Records for processing:
.....

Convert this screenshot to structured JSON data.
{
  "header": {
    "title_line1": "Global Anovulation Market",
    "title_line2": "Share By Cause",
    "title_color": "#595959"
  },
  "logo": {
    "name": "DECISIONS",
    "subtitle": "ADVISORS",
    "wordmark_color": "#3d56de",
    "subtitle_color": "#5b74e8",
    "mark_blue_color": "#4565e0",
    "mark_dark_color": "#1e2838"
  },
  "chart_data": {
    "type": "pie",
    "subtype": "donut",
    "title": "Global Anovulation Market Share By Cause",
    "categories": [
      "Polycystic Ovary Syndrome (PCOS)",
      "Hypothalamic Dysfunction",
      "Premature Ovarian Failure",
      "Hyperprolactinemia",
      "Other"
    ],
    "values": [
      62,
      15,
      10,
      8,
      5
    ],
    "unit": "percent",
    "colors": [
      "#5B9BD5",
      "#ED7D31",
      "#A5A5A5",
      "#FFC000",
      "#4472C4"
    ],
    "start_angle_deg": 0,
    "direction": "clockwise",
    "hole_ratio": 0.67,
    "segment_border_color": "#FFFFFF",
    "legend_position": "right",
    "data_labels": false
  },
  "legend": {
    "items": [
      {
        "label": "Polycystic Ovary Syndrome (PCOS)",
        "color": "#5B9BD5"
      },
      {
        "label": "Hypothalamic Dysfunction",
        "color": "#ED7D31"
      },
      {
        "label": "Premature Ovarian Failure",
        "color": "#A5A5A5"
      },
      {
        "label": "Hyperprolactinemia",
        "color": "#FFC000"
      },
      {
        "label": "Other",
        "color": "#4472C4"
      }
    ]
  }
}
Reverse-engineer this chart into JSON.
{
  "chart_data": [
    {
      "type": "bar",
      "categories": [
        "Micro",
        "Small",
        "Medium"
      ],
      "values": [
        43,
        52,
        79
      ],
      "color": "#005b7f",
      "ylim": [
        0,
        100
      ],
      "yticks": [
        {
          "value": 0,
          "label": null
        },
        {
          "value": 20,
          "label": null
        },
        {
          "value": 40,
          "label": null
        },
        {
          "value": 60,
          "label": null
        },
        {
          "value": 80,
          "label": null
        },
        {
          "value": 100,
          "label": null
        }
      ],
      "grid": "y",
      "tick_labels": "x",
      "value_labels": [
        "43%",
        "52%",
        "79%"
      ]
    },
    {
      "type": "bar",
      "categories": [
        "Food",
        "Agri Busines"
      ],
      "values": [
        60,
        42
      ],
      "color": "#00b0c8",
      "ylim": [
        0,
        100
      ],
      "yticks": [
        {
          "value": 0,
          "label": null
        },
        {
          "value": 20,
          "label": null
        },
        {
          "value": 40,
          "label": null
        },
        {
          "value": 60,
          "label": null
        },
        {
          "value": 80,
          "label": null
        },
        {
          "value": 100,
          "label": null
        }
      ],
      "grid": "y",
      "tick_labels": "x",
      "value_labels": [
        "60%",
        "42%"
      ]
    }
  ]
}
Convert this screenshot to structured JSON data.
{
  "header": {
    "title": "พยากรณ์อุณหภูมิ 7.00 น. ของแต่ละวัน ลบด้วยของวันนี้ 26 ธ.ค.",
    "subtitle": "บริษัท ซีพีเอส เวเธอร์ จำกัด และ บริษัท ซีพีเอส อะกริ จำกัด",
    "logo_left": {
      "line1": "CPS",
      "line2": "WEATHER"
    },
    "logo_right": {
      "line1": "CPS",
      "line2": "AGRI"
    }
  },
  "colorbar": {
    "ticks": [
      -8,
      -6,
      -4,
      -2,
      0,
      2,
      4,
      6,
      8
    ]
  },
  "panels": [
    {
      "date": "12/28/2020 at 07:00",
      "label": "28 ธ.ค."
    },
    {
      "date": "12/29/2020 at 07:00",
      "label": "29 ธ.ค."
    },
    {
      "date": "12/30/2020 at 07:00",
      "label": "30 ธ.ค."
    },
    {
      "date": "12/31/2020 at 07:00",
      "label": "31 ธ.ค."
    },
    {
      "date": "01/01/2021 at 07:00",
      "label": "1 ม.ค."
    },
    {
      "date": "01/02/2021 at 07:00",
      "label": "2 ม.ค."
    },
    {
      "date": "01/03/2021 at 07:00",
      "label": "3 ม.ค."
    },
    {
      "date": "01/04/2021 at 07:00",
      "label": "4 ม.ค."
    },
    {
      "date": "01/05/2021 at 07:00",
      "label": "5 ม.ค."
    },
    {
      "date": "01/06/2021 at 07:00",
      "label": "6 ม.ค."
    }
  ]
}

.....

Repeat the listing exactly, from its first line to its last.

Written answer:
Convert this screenshot to structured JSON data.
{
  "header": {
    "title_line1": "Global Anovulation Market",
    "title_line2": "Share By Cause",
    "title_color": "#595959"
  },
  "logo": {
    "name": "DECISIONS",
    "subtitle": "ADVISORS",
    "wordmark_color": "#3d56de",
    "subtitle_color": "#5b74e8",
    "mark_blue_color": "#4565e0",
    "mark_dark_color": "#1e2838"
  },
  "chart_data": {
    "type": "pie",
    "subtype": "donut",
    "title": "Global Anovulation Market Share By Cause",
    "categories": [
      "Polycystic Ovary Syndrome (PCOS)",
      "Hypothalamic Dysfunction",
      "Premature Ovarian Failure",
      "Hyperprolactinemia",
      "Other"
    ],
    "values": [
      62,
      15,
      10,
      8,
      5
    ],
    "unit": "percent",
    "colors": [
      "#5B9BD5",
      "#ED7D31",
      "#A5A5A5",
      "#FFC000",
      "#4472C4"
    ],
    "start_angle_deg": 0,
    "direction": "clockwise",
    "hole_ratio": 0.67,
    "segment_border_color": "#FFFFFF",
    "legend_position": "right",
    "data_labels": false
  },
  "legend": {
    "items": [
      {
        "label": "Polycystic Ovary Syndrome (PCOS)",
        "color": "#5B9BD5"
      },
      {
        "label": "Hypothalamic Dysfunction",
        "color": "#ED7D31"
      },
      {
        "label": "Premature Ovarian Failure",
        "color": "#A5A5A5"
      },
      {
        "label": "Hyperprolactinemia",
        "color": "#FFC000"
      },
      {
        "label": "Other",
        "color": "#4472C4"
      }
    ]
  }
}
Reverse-engineer this chart into JSON.
{
  "chart_data": [
    {
      "type": "bar",
      "categories": [
        "Micro",
        "Small",
        "Medium"
      ],
      "values": [
        43,
        52,
        79
      ],
      "color": "#005b7f",
      "ylim": [
        0,
        100
      ],
      "yticks": [
        {
          "value": 0,
          "label": null
        },
        {
          "value": 20,
          "label": null
        },
        {
          "value": 40,
          "label": null
        },
        {
          "value": 60,
          "label": null
        },
        {
          "value": 80,
          "label": null
        },
        {
          "value": 100,
          "label": null
        }
      ],
      "grid": "y",
      "tick_labels": "x",
      "value_labels": [
        "43%",
        "52%",
        "79%"
      ]
    },
    {
      "type": "bar",
      "categories": [
        "Food",
        "Agri Busines"
      ],
      "values": [
        60,
        42
      ],
      "color": "#00b0c8",
      "ylim": [
        0,
        100
      ],
      "yticks": [
        {
          "value": 0,
          "label": null
        },
        {
          "value": 20,
          "label": null
        },
        {
          "value": 40,
          "label": null
        },
        {
          "value": 60,
          "label": null
        },
        {
          "value": 80,
          "label": null
        },
        {
          "value": 100,
          "label": null
        }
      ],
      "grid": "y",
      "tick_labels": "x",
      "value_labels": [
        "60%",
        "42%"
      ]
    }
  ]
}
Convert this screenshot to structured JSON data.
{
  "header": {
    "title": "พยากรณ์อุณหภูมิ 7.00 น. ของแต่ละวัน ลบด้วยของวันนี้ 26 ธ.ค.",
    "subtitle": "บริษัท ซีพีเอส เวเธอร์ จำกัด และ บริษัท ซีพีเอส อะกริ จำกัด",
    "logo_left": {
      "line1": "CPS",
      "line2": "WEATHER"
    },
    "logo_right": {
      "line1": "CPS",
      "line2": "AGRI"
    }
  },
  "colorbar": {
    "ticks": [
      -8,
      -6,
      -4,
      -2,
      0,
      2,
      4,
      6,
      8
    ]
  },
  "panels": [
    {
      "date": "12/28/2020 at 07:00",
      "label": "28 ธ.ค."
    },
    {
      "date": "12/29/2020 at 07:00",
      "label": "29 ธ.ค."
    },
    {
      "date": "12/30/2020 at 07:00",
      "label": "30 ธ.ค."
    },
    {
      "date": "12/31/2020 at 07:00",
      "label": "31 ธ.ค."
    },
    {
      "date": "01/01/2021 at 07:00",
      "label": "1 ม.ค."
    },
    {
      "date": "01/02/2021 at 07:00",
      "label": "2 ม.ค."
    },
    {
      "date": "01/03/2021 at 07:00",
      "label": "3 ม.ค."
    },
    {
      "date": "01/04/2021 at 07:00",
      "label": "4 ม.ค."
    },
    {
      "date": "01/05/2021 at 07:00",
      "label": "5 ม.ค."
    },
    {
      "date": "01/06/2021 at 07:00",
      "label": "6 ม.ค."
    }
  ]
}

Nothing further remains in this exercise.